#### Exercise description:
Retype exactly the lines from the one containing "Extract all readable text from this page." through the last line of the records below, including both, and leave out any pictures.

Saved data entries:
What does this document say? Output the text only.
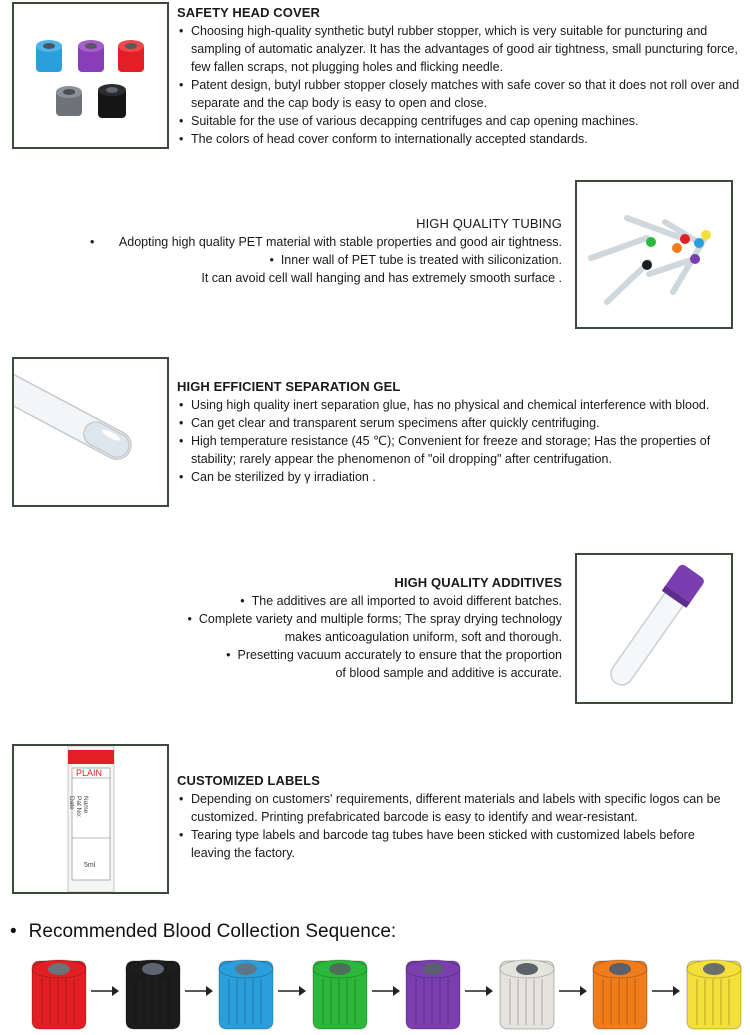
SAFETY HEAD COVER
• Choosing high-quality synthetic butyl rubber stopper, which is very suitable for puncturing and sampling of automatic analyzer. It has the advantages of good air tightness, small puncturing force, few fallen scraps, not plugging holes and flicking needle.
• Patent design, butyl rubber stopper closely matches with safe cover so that it does not roll over and separate and the cap body is easy to open and close.
• Suitable for the use of various decapping centrifuges and cap opening machines.
• The colors of head cover conform to internationally accepted standards.
HIGH QUALITY TUBING
• Adopting high quality PET material with stable properties and good air tightness.
•  Inner wall of PET tube is treated with siliconization.
It can avoid cell wall hanging and has extremely smooth surface .
HIGH EFFICIENT SEPARATION GEL
• Using high quality inert separation glue, has no physical and chemical interference with blood.
• Can get clear and transparent serum specimens after quickly centrifuging.
• High temperature resistance (45 ℃); Convenient for freeze and storage; Has the properties of stability; rarely appear the phenomenon of "oil dropping" after centrifugation.
• Can be sterilized by γ irradiation .
HIGH QUALITY ADDITIVES
•  The additives are all imported to avoid different batches.
•  Complete variety and multiple forms; The spray drying technology
makes anticoagulation uniform, soft and thorough.
•  Presetting vacuum accurately to ensure that the proportion
of blood sample and additive is accurate.
PLAIN
Name
Pat No:
Date
5ml
CUSTOMIZED LABELS
• Depending on customers' requirements, different materials and labels with specific logos can be customized. Printing prefabricated barcode is easy to identify and wear-resistant.
• Tearing type labels and barcode tag tubes have been sticked with customized labels before leaving the factory.
• Recommended Blood Collection Sequence:
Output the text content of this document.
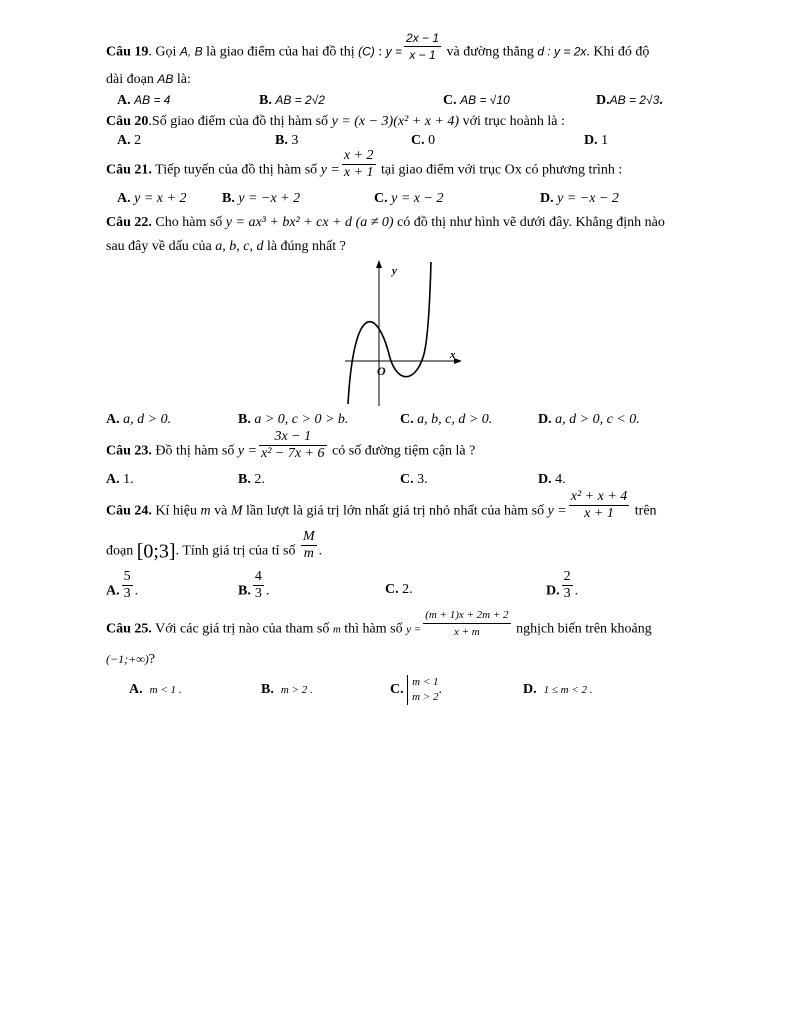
Câu 19. Gọi A, B là giao điểm của hai đồ thị (C) : $y = \frac{2x - 1}{x - 1}$ và đường thẳng d : y = 2x. Khi đó độ
dài đoạn AB là:
A. AB = 4	B. AB = 2√2	C. AB = √10	D.AB = 2√3.
Câu 20.Số giao điểm của đồ thị hàm số y = (x − 3)(x² + x + 4) với trục hoành là :
A. 2	B. 3	C. 0	D. 1
Câu 21. Tiếp tuyến của đồ thị hàm số $y = \frac{x + 2}{x + 1}$ tại giao điểm với trục Ox có phương trình :
A. y = x + 2	B. y = −x + 2	C. y = x − 2	D. y = −x − 2
Câu 22. Cho hàm số y = ax³ + bx² + cx + d (a ≠ 0) có đồ thị như hình vẽ dưới đây. Khẳng định nào
sau đây về dấu của a, b, c, d là đúng nhất ?
y
x
O
A. a, d > 0.	B. a > 0, c > 0 > b.	C. a, b, c, d > 0.	D. a, d > 0, c < 0.
Câu 23. Đồ thị hàm số $y = \frac{3x - 1}{\text{x² − 7x + 6}}$ có số đường tiệm cận là ?
A. 1.	B. 2.	C. 3.	D. 4.
Câu 24. Kí hiệu m và M lần lượt là giá trị lớn nhất giá trị nhỏ nhất của hàm số $y = \frac{\text{x² + x + 4}}{x + 1}$ trên
đoạn [0;3]. Tính giá trị của tỉ số $\frac{M}{m}$ .
A. $\frac{5}{3}$ .	B. $\frac{4}{3}$ .	C. 2.	D. $\frac{2}{3}$ .
Câu 25. Với các giá trị nào của tham số m thì hàm số $y = \frac{(m + 1)x + 2m + 2}{x + m}$ nghịch biến trên khoảng
(−1;+∞)?
A. m < 1 .	B. m > 2 .	C.
m < 1
m > 2 .	D. 1 ≤ m < 2 .
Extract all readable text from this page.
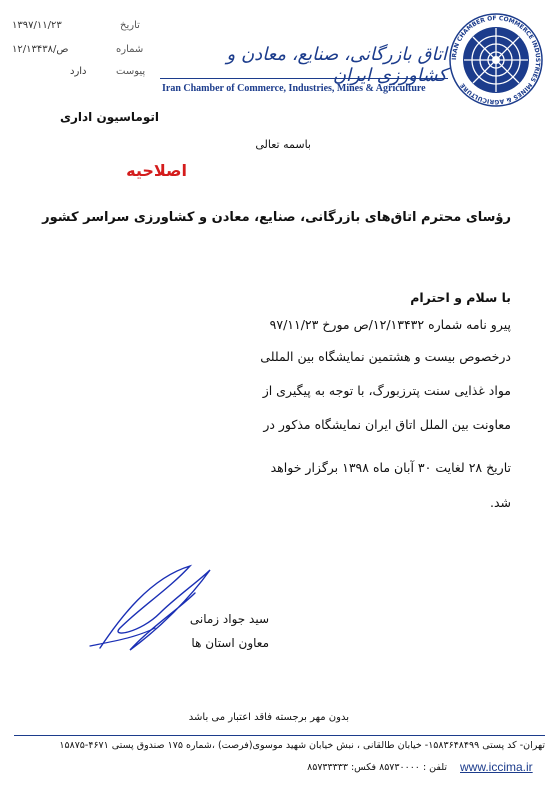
۱۳۹۷/۱۱/۲۳	تاریخ
۱۲/۱۳۴۳۸/ص	شماره
دارد	پیوست
اتاق بازرگانی، صنایع، معادن و کشاورزی ایران
Iran Chamber of Commerce, Industries, Mines & Agriculture
IRAN CHAMBER OF COMMERCE INDUSTRIES MINES & AGRICULTURE
اتوماسیون اداری
باسمه تعالی
اصلاحیه
رؤسای محترم اتاق‌های بازرگانی، صنایع، معادن و کشاورزی سراسر کشور
با سلام و احترام
پیرو نامه شماره ۱۲/۱۳۴۳۲/ص مورخ ۹۷/۱۱/۲۳
درخصوص بیست و هشتمین نمایشگاه بین المللی
مواد غذایی سنت پترزبورگ، با توجه به پیگیری از
معاونت بین الملل اتاق ایران نمایشگاه مذکور در
تاریخ ۲۸ لغایت ۳۰ آبان ماه ۱۳۹۸ برگزار خواهد
شد.
سید جواد زمانی
معاون استان ها
بدون مهر برجسته فاقد اعتبار می باشد
تهران- کد پستی ۱۵۸۳۶۴۸۴۹۹- خیابان طالقانی ، نبش خیابان شهید موسوی(فرصت) ،شماره ۱۷۵ صندوق پستی ۴۶۷۱-۱۵۸۷۵
www.iccima.ir
تلفن : ۸۵۷۳۰۰۰۰ فکس: ۸۵۷۳۳۳۳۳
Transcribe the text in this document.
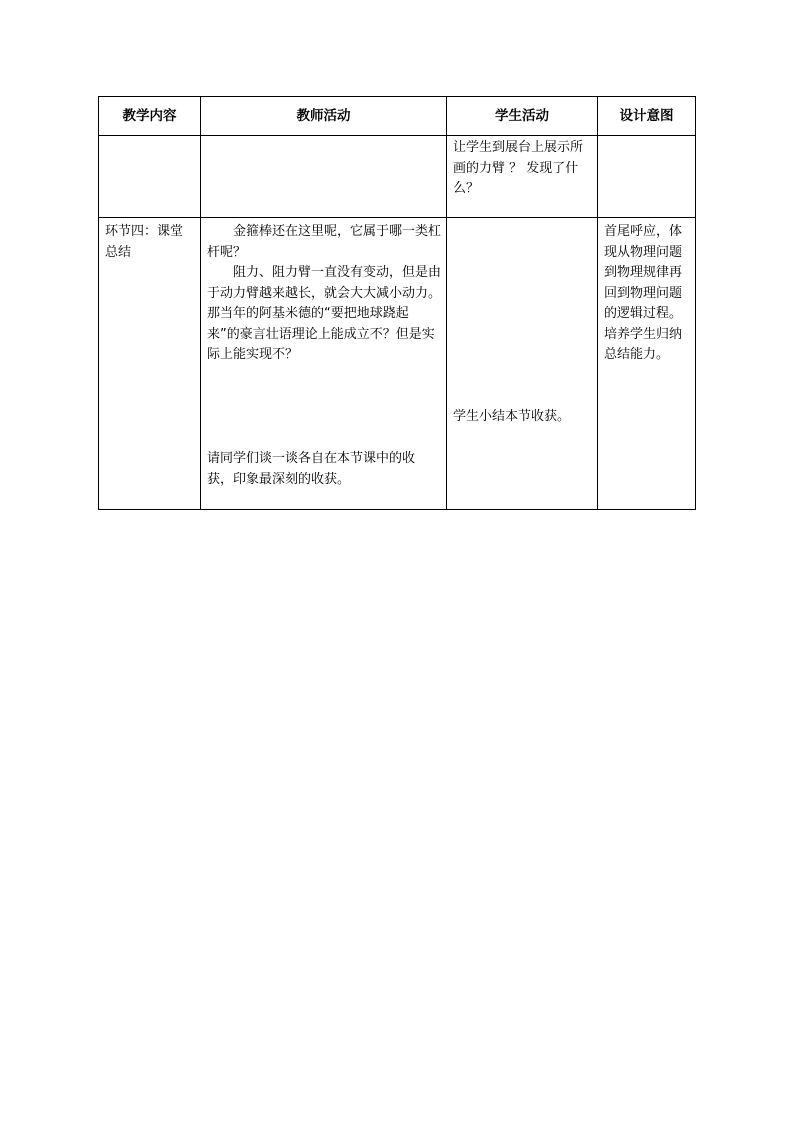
教学内容	教师活动	学生活动	设计意图

		让学生到展台上展示所画的力臂 ？ 发现了什么？	

环节四：课堂总结	金箍棒还在这里呢，它属于哪一类杠杆呢？

阻力、阻力臂一直没有变动，但是由于动力臂越来越长，就会大大减小动力。那当年的阿基米德的“要把地球跷起来”的豪言壮语理论上能成立不？但是实际上能实现不？

请同学们谈一谈各自在本节课中的收获，印象最深刻的收获。	学生小结本节收获。	首尾呼应，体现从物理问题到物理规律再回到物理问题的逻辑过程。培养学生归纳总结能力。
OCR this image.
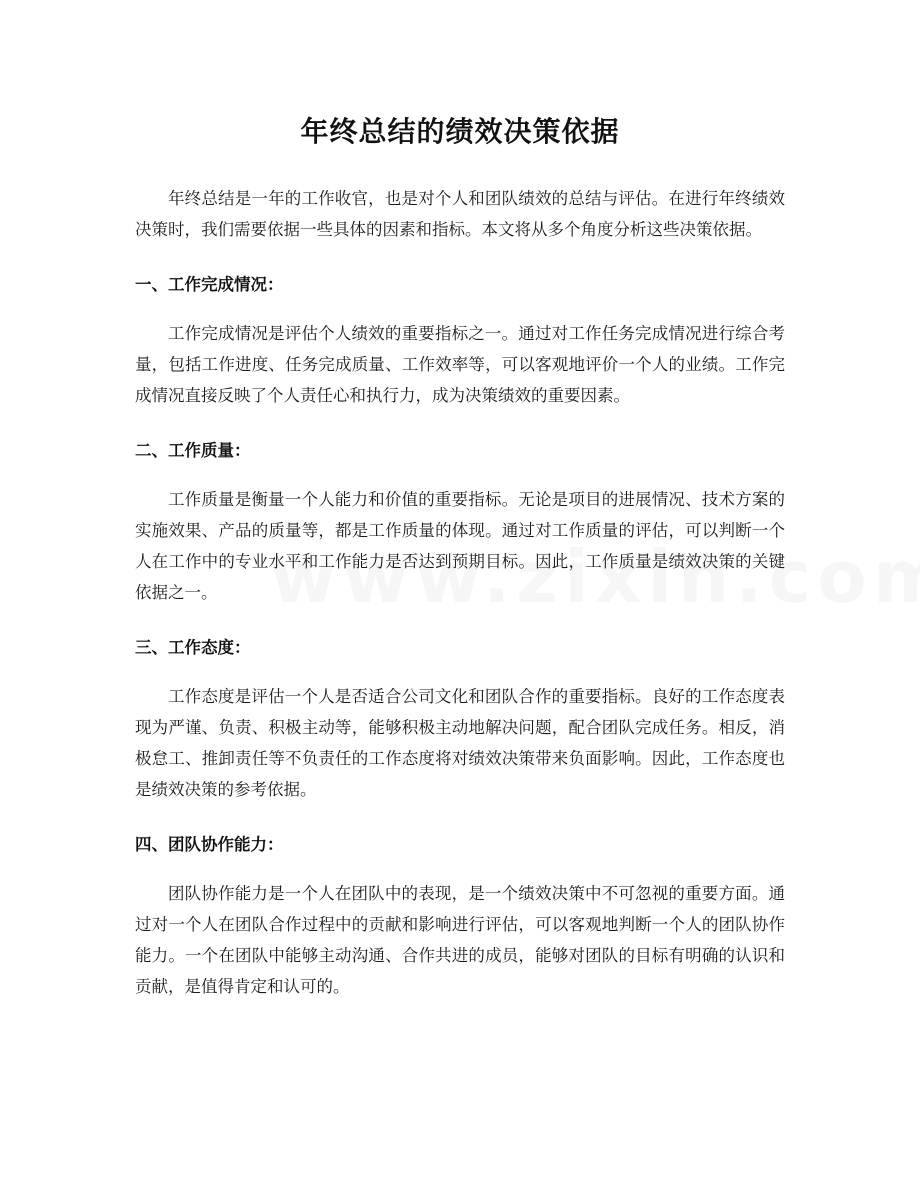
年终总结的绩效决策依据

年终总结是一年的工作收官，也是对个人和团队绩效的总结与评估。在进行年终绩效决策时，我们需要依据一些具体的因素和指标。本文将从多个角度分析这些决策依据。

一、工作完成情况：

工作完成情况是评估个人绩效的重要指标之一。通过对工作任务完成情况进行综合考量，包括工作进度、任务完成质量、工作效率等，可以客观地评价一个人的业绩。工作完成情况直接反映了个人责任心和执行力，成为决策绩效的重要因素。

二、工作质量：

工作质量是衡量一个人能力和价值的重要指标。无论是项目的进展情况、技术方案的实施效果、产品的质量等，都是工作质量的体现。通过对工作质量的评估，可以判断一个人在工作中的专业水平和工作能力是否达到预期目标。因此，工作质量是绩效决策的关键依据之一。

三、工作态度：

工作态度是评估一个人是否适合公司文化和团队合作的重要指标。良好的工作态度表现为严谨、负责、积极主动等，能够积极主动地解决问题，配合团队完成任务。相反，消极怠工、推卸责任等不负责任的工作态度将对绩效决策带来负面影响。因此，工作态度也是绩效决策的参考依据。

四、团队协作能力：

团队协作能力是一个人在团队中的表现，是一个绩效决策中不可忽视的重要方面。通过对一个人在团队合作过程中的贡献和影响进行评估，可以客观地判断一个人的团队协作能力。一个在团队中能够主动沟通、合作共进的成员，能够对团队的目标有明确的认识和贡献，是值得肯定和认可的。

#### Solution for this exercise:
Extract all readable text from this page.
۱۳۹۷/۱۱/۲۳	تاریخ
۱۲/۱۳۴۳۸/ص	شماره
دارد	پیوست
اتاق بازرگانی، صنایع، معادن و کشاورزی ایران
Iran Chamber of Commerce, Industries, Mines & Agriculture
IRAN CHAMBER OF COMMERCE INDUSTRIES MINES & AGRICULTURE
اتوماسیون اداری
باسمه تعالی
اصلاحیه
رؤسای محترم اتاق‌های بازرگانی، صنایع، معادن و کشاورزی سراسر کشور
با سلام و احترام
پیرو نامه شماره ۱۲/۱۳۴۳۲/ص مورخ ۹۷/۱۱/۲۳
درخصوص بیست و هشتمین نمایشگاه بین المللی
مواد غذایی سنت پترزبورگ، با توجه به پیگیری از
معاونت بین الملل اتاق ایران نمایشگاه مذکور در
تاریخ ۲۸ لغایت ۳۰ آبان ماه ۱۳۹۸ برگزار خواهد
شد.
سید جواد زمانی
معاون استان ها
بدون مهر برجسته فاقد اعتبار می باشد
تهران- کد پستی ۱۵۸۳۶۴۸۴۹۹- خیابان طالقانی ، نبش خیابان شهید موسوی(فرصت) ،شماره ۱۷۵ صندوق پستی ۴۶۷۱-۱۵۸۷۵
www.iccima.ir
تلفن : ۸۵۷۳۰۰۰۰ فکس: ۸۵۷۳۳۳۳۳
Transcribe the text in this document.
教学内容	教师活动	学生活动	设计意图

		让学生到展台上展示所画的力臂 ？ 发现了什么？	

环节四：课堂总结	金箍棒还在这里呢，它属于哪一类杠杆呢？

阻力、阻力臂一直没有变动，但是由于动力臂越来越长，就会大大减小动力。那当年的阿基米德的“要把地球跷起来”的豪言壮语理论上能成立不？但是实际上能实现不？

请同学们谈一谈各自在本节课中的收获，印象最深刻的收获。	学生小结本节收获。	首尾呼应，体现从物理问题到物理规律再回到物理问题的逻辑过程。培养学生归纳总结能力。
OCR this image.
年终总结的绩效决策依据

年终总结是一年的工作收官，也是对个人和团队绩效的总结与评估。在进行年终绩效决策时，我们需要依据一些具体的因素和指标。本文将从多个角度分析这些决策依据。

一、工作完成情况：

工作完成情况是评估个人绩效的重要指标之一。通过对工作任务完成情况进行综合考量，包括工作进度、任务完成质量、工作效率等，可以客观地评价一个人的业绩。工作完成情况直接反映了个人责任心和执行力，成为决策绩效的重要因素。

二、工作质量：

工作质量是衡量一个人能力和价值的重要指标。无论是项目的进展情况、技术方案的实施效果、产品的质量等，都是工作质量的体现。通过对工作质量的评估，可以判断一个人在工作中的专业水平和工作能力是否达到预期目标。因此，工作质量是绩效决策的关键依据之一。

三、工作态度：

工作态度是评估一个人是否适合公司文化和团队合作的重要指标。良好的工作态度表现为严谨、负责、积极主动等，能够积极主动地解决问题，配合团队完成任务。相反，消极怠工、推卸责任等不负责任的工作态度将对绩效决策带来负面影响。因此，工作态度也是绩效决策的参考依据。

四、团队协作能力：

团队协作能力是一个人在团队中的表现，是一个绩效决策中不可忽视的重要方面。通过对一个人在团队合作过程中的贡献和影响进行评估，可以客观地判断一个人的团队协作能力。一个在团队中能够主动沟通、合作共进的成员，能够对团队的目标有明确的认识和贡献，是值得肯定和认可的。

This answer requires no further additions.